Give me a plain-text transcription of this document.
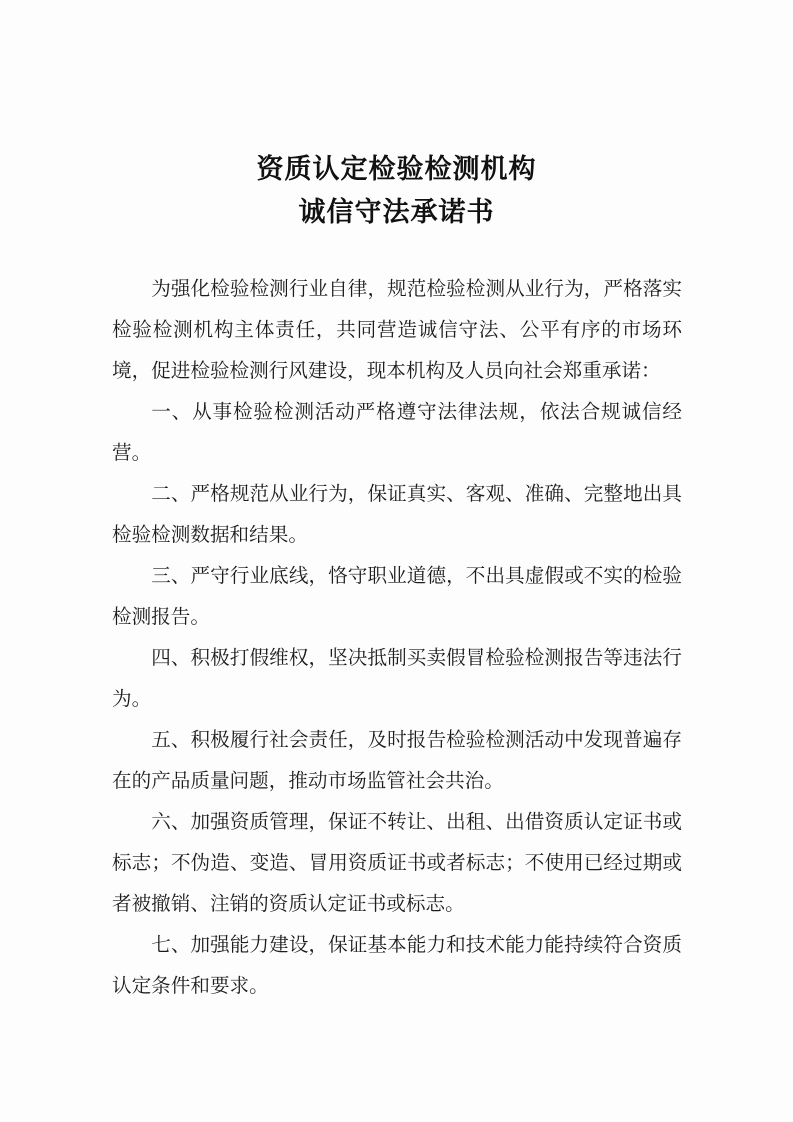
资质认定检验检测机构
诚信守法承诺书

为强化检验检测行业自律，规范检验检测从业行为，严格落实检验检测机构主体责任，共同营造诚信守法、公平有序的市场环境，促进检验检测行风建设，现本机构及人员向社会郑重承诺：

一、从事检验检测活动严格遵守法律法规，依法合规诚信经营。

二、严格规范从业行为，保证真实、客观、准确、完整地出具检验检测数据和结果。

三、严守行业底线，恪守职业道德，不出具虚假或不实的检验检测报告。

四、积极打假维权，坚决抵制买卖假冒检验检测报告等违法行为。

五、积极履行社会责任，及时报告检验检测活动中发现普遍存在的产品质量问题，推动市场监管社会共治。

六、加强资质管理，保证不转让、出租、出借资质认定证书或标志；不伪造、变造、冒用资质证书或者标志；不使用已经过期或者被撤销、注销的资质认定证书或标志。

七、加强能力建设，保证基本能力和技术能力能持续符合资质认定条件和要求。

--------

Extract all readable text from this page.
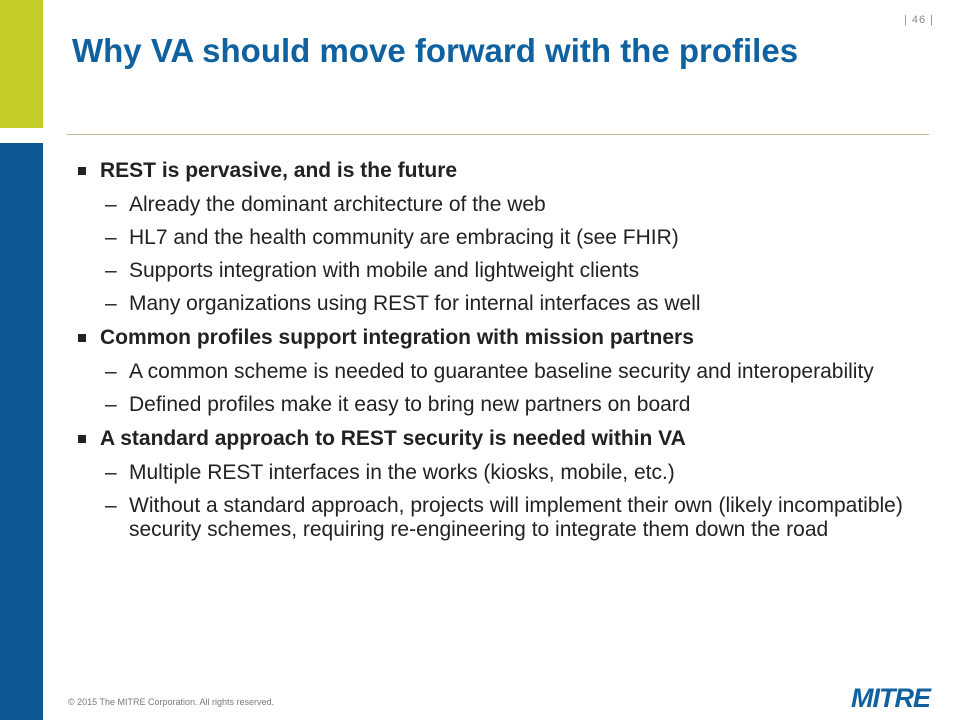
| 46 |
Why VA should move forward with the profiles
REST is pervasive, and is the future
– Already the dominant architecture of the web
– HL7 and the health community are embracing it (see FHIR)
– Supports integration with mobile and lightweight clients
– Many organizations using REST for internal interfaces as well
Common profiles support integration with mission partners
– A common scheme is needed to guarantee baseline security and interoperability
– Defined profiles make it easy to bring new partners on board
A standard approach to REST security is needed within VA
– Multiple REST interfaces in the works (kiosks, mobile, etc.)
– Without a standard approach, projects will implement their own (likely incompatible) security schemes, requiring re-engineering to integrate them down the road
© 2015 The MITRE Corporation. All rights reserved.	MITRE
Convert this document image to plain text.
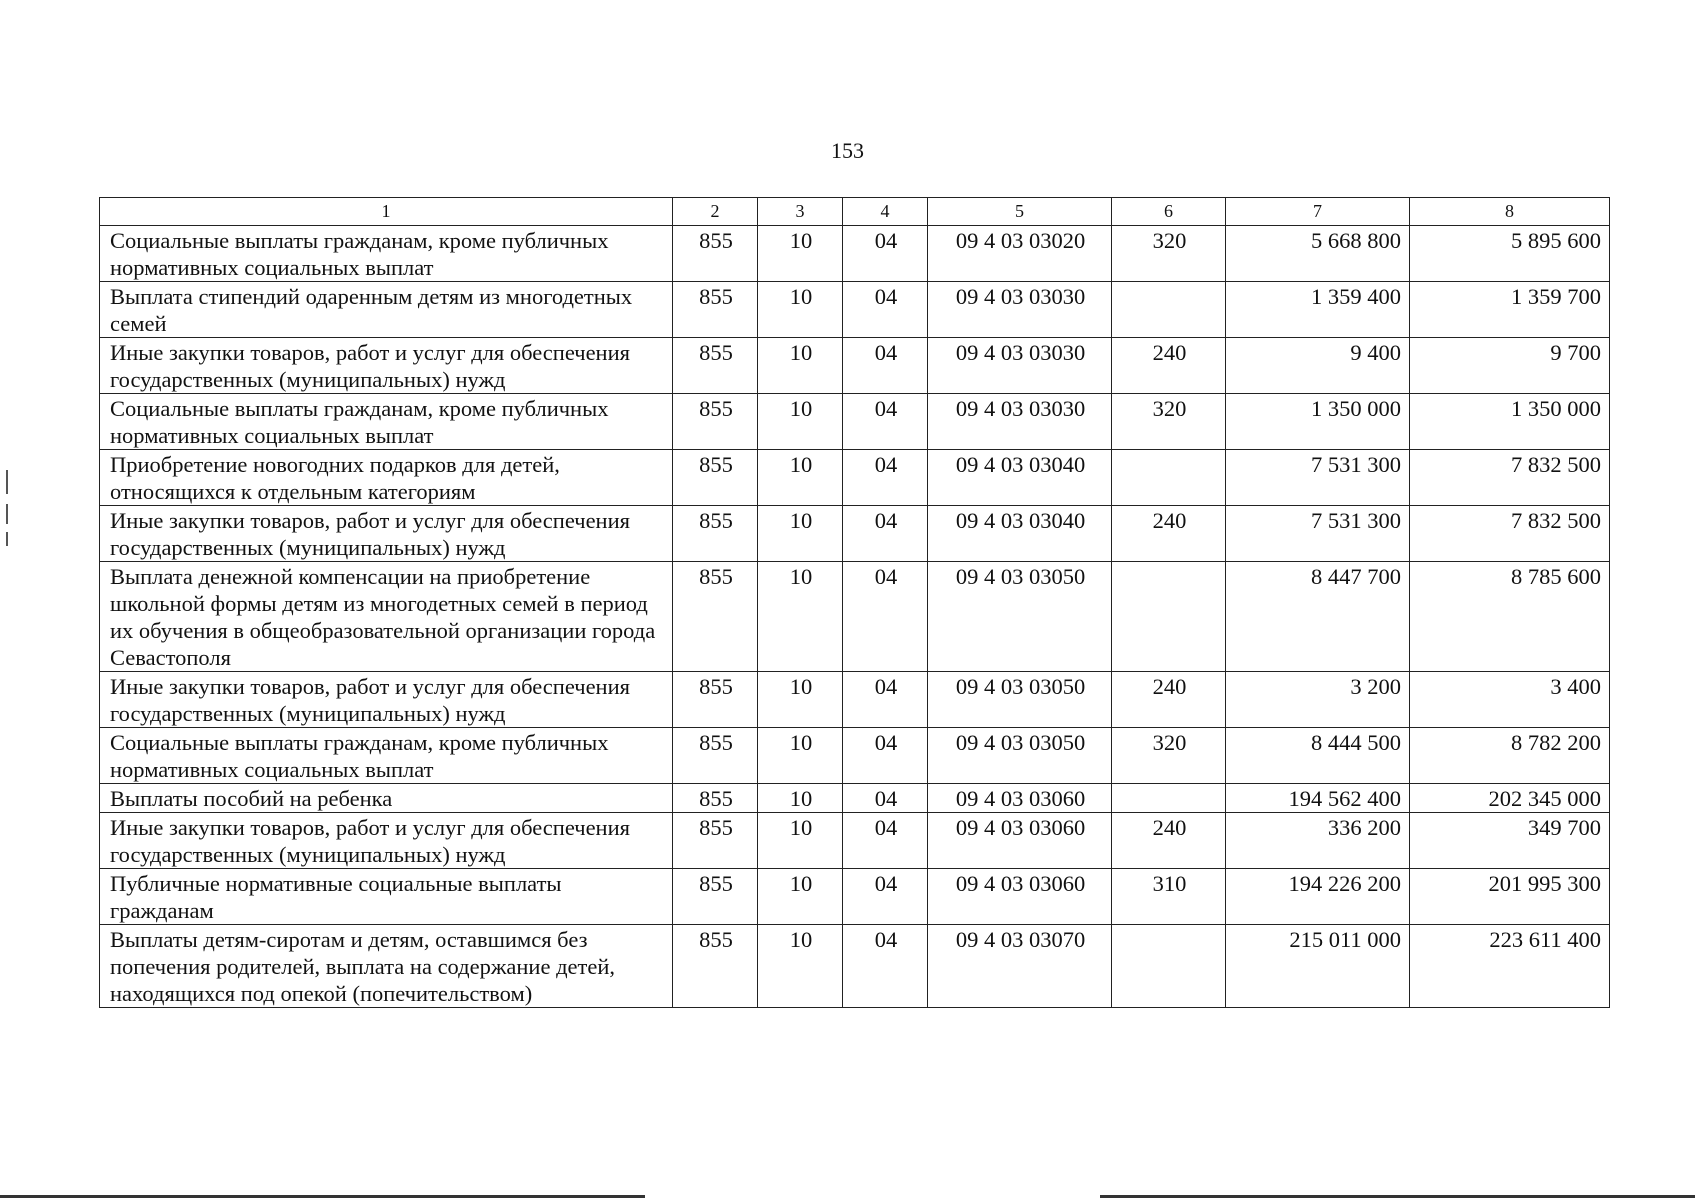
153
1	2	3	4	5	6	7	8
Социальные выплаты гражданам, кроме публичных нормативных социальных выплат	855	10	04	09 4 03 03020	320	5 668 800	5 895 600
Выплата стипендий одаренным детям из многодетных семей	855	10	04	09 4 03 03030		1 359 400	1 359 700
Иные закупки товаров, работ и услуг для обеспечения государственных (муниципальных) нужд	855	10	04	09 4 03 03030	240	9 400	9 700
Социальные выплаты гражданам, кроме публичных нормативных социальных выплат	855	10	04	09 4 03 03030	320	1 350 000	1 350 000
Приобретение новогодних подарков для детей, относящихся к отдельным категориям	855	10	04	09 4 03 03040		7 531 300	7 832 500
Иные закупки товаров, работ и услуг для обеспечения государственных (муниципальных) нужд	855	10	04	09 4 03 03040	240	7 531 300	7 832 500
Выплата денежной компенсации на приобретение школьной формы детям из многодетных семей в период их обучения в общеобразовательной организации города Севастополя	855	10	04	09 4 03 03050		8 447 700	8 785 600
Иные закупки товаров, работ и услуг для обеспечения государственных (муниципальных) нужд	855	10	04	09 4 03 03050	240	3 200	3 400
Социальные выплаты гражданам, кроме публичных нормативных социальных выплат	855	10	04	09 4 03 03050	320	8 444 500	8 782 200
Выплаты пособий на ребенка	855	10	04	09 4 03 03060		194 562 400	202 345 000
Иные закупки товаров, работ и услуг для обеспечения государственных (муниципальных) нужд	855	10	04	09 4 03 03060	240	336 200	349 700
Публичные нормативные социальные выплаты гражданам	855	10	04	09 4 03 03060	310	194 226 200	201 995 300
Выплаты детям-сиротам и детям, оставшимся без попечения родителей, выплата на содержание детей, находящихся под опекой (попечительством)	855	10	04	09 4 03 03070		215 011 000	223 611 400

--------

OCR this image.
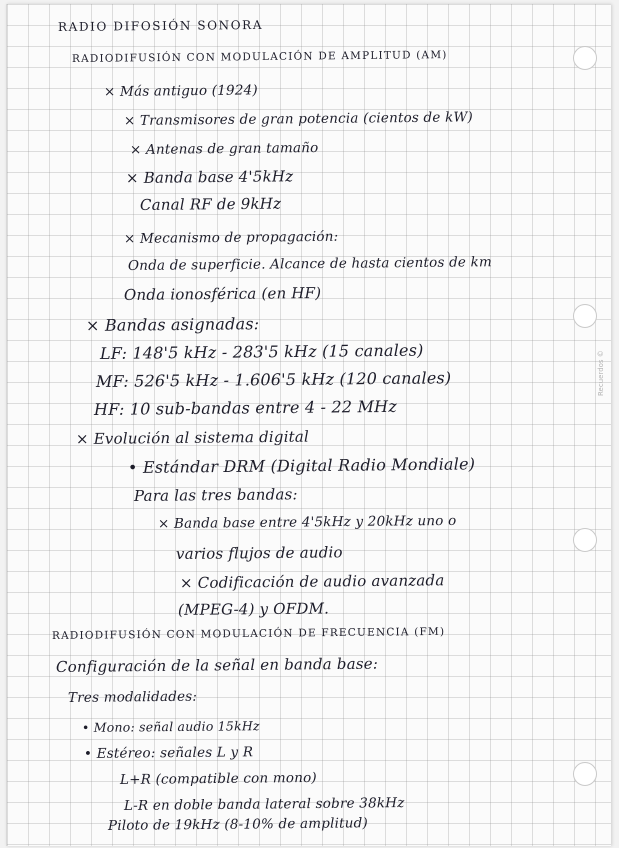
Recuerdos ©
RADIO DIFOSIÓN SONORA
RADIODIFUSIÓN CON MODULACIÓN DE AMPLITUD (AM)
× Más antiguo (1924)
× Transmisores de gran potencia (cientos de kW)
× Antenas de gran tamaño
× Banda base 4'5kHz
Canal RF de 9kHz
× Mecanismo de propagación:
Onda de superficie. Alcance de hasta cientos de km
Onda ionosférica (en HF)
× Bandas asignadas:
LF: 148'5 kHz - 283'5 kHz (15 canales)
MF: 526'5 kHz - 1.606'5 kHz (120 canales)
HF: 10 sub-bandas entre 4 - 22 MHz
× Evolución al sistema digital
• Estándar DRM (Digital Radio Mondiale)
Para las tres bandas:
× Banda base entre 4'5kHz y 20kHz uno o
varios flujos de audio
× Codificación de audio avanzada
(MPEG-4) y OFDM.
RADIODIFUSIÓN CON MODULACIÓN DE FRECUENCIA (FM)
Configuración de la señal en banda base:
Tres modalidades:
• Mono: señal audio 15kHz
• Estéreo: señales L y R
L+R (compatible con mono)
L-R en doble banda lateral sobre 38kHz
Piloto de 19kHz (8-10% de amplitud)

--------

> _Instructions to follow_
Reproduce each line holding the word "Onda".

> _Solution below_
Onda de superficie. Alcance de hasta cientos de km
Onda ionosférica (en HF)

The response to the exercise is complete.